**BRIEF**
Where a line contains the word "date", copy that line in full.

**TASK INPUT**
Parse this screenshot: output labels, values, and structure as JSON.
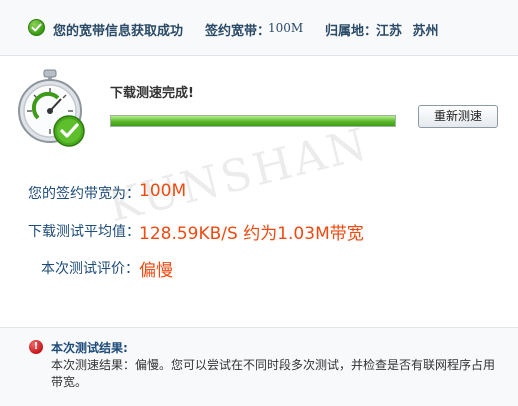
{
  "header": {
    "status_text": "您的宽带信息获取成功",
    "bandwidth_label": "签约宽带：",
    "bandwidth_value": "100M",
    "location_label": "归属地：",
    "location_value": "江苏 苏州"
  },
  "test": {
    "title": "下载测速完成!",
    "progress_percent": 100,
    "retest_button": "重新测速"
  },
  "watermark": "KUNSHAN",
  "results": {
    "contract_label": "您的签约带宽为：",
    "contract_value": "100M",
    "avg_label": "下载测试平均值：",
    "avg_value": "128.59KB/S 约为1.03M带宽",
    "rating_label": "本次测试评价：",
    "rating_value": "偏慢"
  },
  "summary": {
    "title": "本次测试结果:",
    "text": "本次测速结果：偏慢。您可以尝试在不同时段多次测试，并检查是否有联网程序占用带宽。"
  },
  "colors": {
    "accent_value": "#ee4a12",
    "label_blue": "#1e4c7a",
    "progress_green": "#58b72a"
  }
}
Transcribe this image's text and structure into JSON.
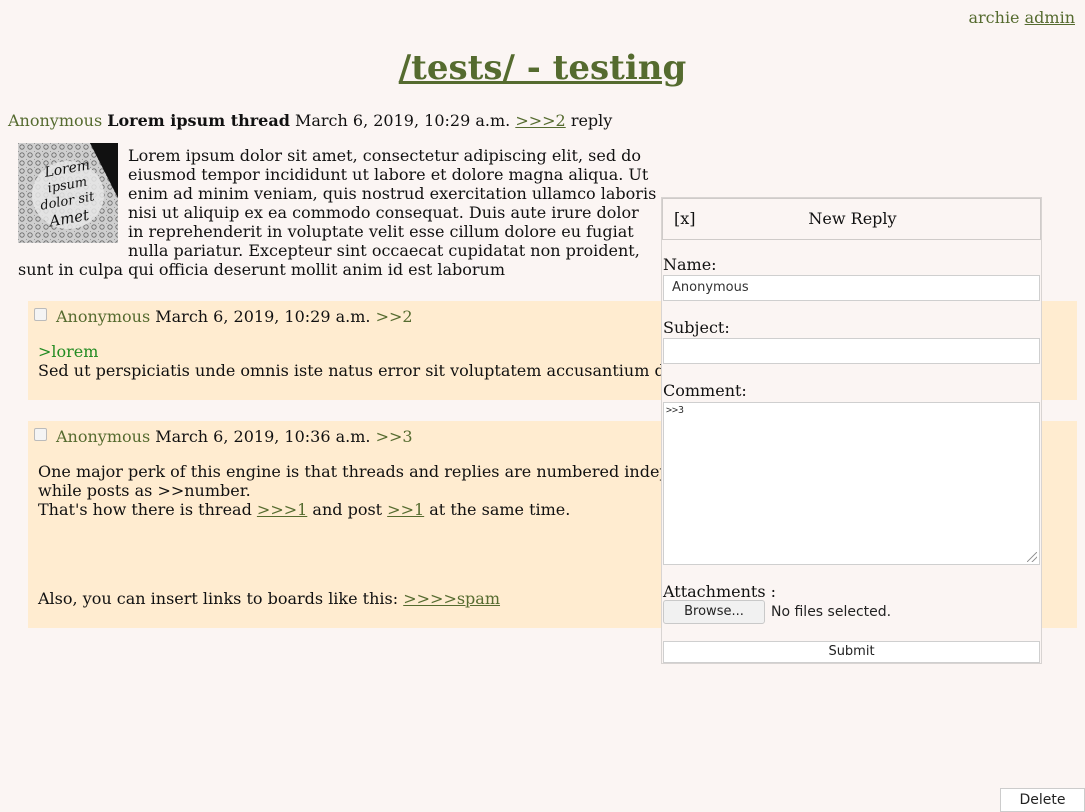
{
  "nav": {
    "user": "archie",
    "admin_link": "admin"
  },
  "board": {
    "title": "/tests/ - testing"
  },
  "op": {
    "name": "Anonymous",
    "subject": "Lorem ipsum thread",
    "date": "March 6, 2019, 10:29 a.m.",
    "thread_link": ">>>2",
    "reply_link": "reply",
    "thumbnail_text": "Lorem ipsum dolor sit Amet",
    "body": "Lorem ipsum dolor sit amet, consectetur adipiscing elit, sed do eiusmod tempor incididunt ut labore et dolore magna aliqua. Ut enim ad minim veniam, quis nostrud exercitation ullamco laboris nisi ut aliquip ex ea commodo consequat. Duis aute irure dolor in reprehenderit in voluptate velit esse cillum dolore eu fugiat nulla pariatur. Excepteur sint occaecat cupidatat non proident, sunt in culpa qui officia deserunt mollit anim id est laborum"
  },
  "replies": [
    {
      "name": "Anonymous",
      "date": "March 6, 2019, 10:29 a.m.",
      "post_link": ">>2",
      "greentext": ">lorem",
      "line1": "Sed ut perspiciatis unde omnis iste natus error sit voluptatem accusantium do"
    },
    {
      "name": "Anonymous",
      "date": "March 6, 2019, 10:36 a.m.",
      "post_link": ">>3",
      "line1": "One major perk of this engine is that threads and replies are numbered indep",
      "line2": "while posts as >>number.",
      "line3_pre": "That's how there is thread ",
      "line3_link1": ">>>1",
      "line3_mid": " and post ",
      "line3_link2": ">>1",
      "line3_post": " at the same time.",
      "line4_pre": "Also, you can insert links to boards like this: ",
      "line4_link": ">>>>spam"
    }
  ],
  "reply_form": {
    "close": "[x]",
    "title": "New Reply",
    "name_label": "Name:",
    "name_value": "Anonymous",
    "subject_label": "Subject:",
    "subject_value": "",
    "comment_label": "Comment:",
    "comment_value": ">>3",
    "attachments_label": "Attachments :",
    "browse_label": "Browse...",
    "no_files": "No files selected.",
    "submit_label": "Submit"
  },
  "delete_label": "Delete"
}
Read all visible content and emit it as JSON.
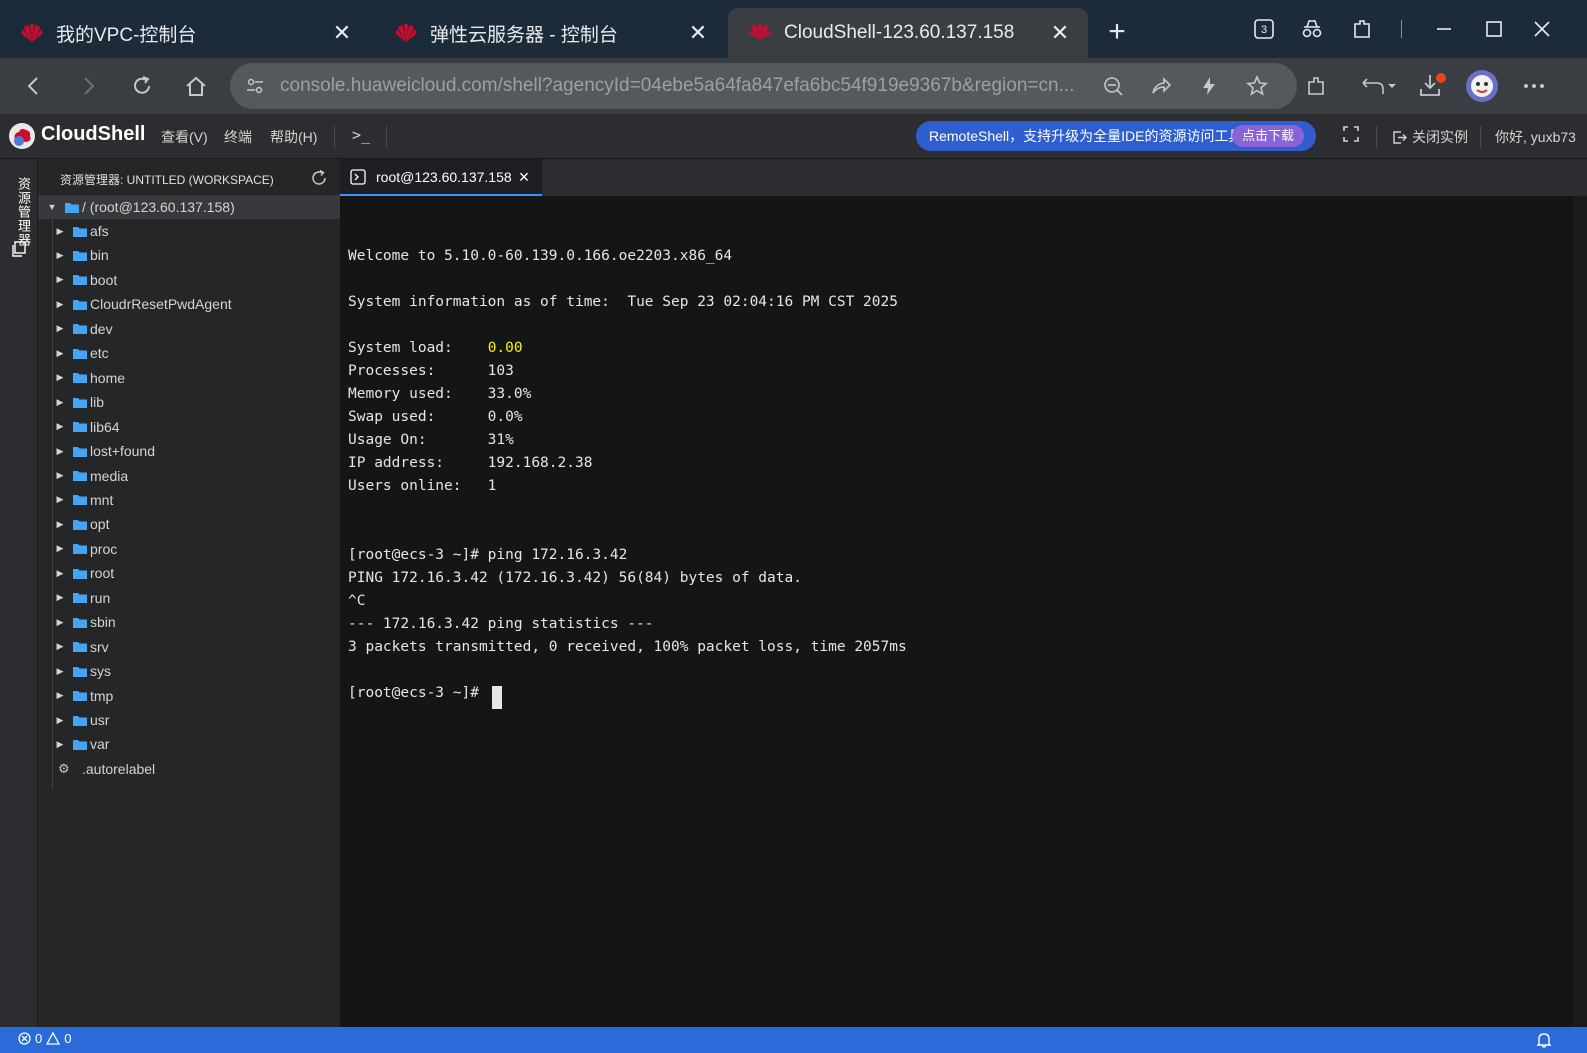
{
  "browser": {
    "tabs": [
      {
        "title": "我的VPC-控制台",
        "active": false
      },
      {
        "title": "弹性云服务器 - 控制台",
        "active": false
      },
      {
        "title": "CloudShell-123.60.137.158",
        "active": true
      }
    ],
    "new_tab_symbol": "+",
    "tab_count_badge": "3",
    "address": "console.huaweicloud.com/shell?agencyId=04ebe5a64fa847efa6bc54f919e9367b&region=cn..."
  },
  "cloudshell": {
    "brand": "CloudShell",
    "menu": [
      "查看(V)",
      "终端",
      "帮助(H)"
    ],
    "terminal_icon": ">_",
    "promo_text": "RemoteShell，支持升级为全量IDE的资源访问工具",
    "promo_button": "点击下载",
    "close_instance": "关闭实例",
    "greeting": "你好, yuxb73"
  },
  "activity": {
    "explorer_label": "资源管理器"
  },
  "explorer": {
    "title": "资源管理器: UNTITLED (WORKSPACE)",
    "root_label": "/ (root@123.60.137.158)",
    "folders": [
      "afs",
      "bin",
      "boot",
      "CloudrResetPwdAgent",
      "dev",
      "etc",
      "home",
      "lib",
      "lib64",
      "lost+found",
      "media",
      "mnt",
      "opt",
      "proc",
      "root",
      "run",
      "sbin",
      "srv",
      "sys",
      "tmp",
      "usr",
      "var"
    ],
    "files": [
      ".autorelabel"
    ]
  },
  "editor": {
    "tab_label": "root@123.60.137.158"
  },
  "terminal": {
    "welcome": "Welcome to 5.10.0-60.139.0.166.oe2203.x86_64",
    "sysinfo": "System information as of time:  Tue Sep 23 02:04:16 PM CST 2025",
    "load_label": "System load:    ",
    "load_value": "0.00",
    "processes": "Processes:      103",
    "memory": "Memory used:    33.0%",
    "swap": "Swap used:      0.0%",
    "usage": "Usage On:       31%",
    "ip": "IP address:     192.168.2.38",
    "users": "Users online:   1",
    "cmd_ping": "[root@ecs-3 ~]# ping 172.16.3.42",
    "ping_header": "PING 172.16.3.42 (172.16.3.42) 56(84) bytes of data.",
    "ctrl_c": "^C",
    "stats_header": "--- 172.16.3.42 ping statistics ---",
    "stats": "3 packets transmitted, 0 received, 100% packet loss, time 2057ms",
    "prompt": "[root@ecs-3 ~]# "
  },
  "status": {
    "errors": "0",
    "warnings": "0"
  },
  "colors": {
    "accent_blue": "#2a6ad9",
    "highlight_yellow": "#f2f20a",
    "folder_blue": "#42a5f5",
    "huawei_red": "#cf0a2c"
  }
}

**EXPECTED ANSWER**
    "date": "March 6, 2019, 10:29 a.m.",
      "date": "March 6, 2019, 10:29 a.m.",
      "date": "March 6, 2019, 10:36 a.m.",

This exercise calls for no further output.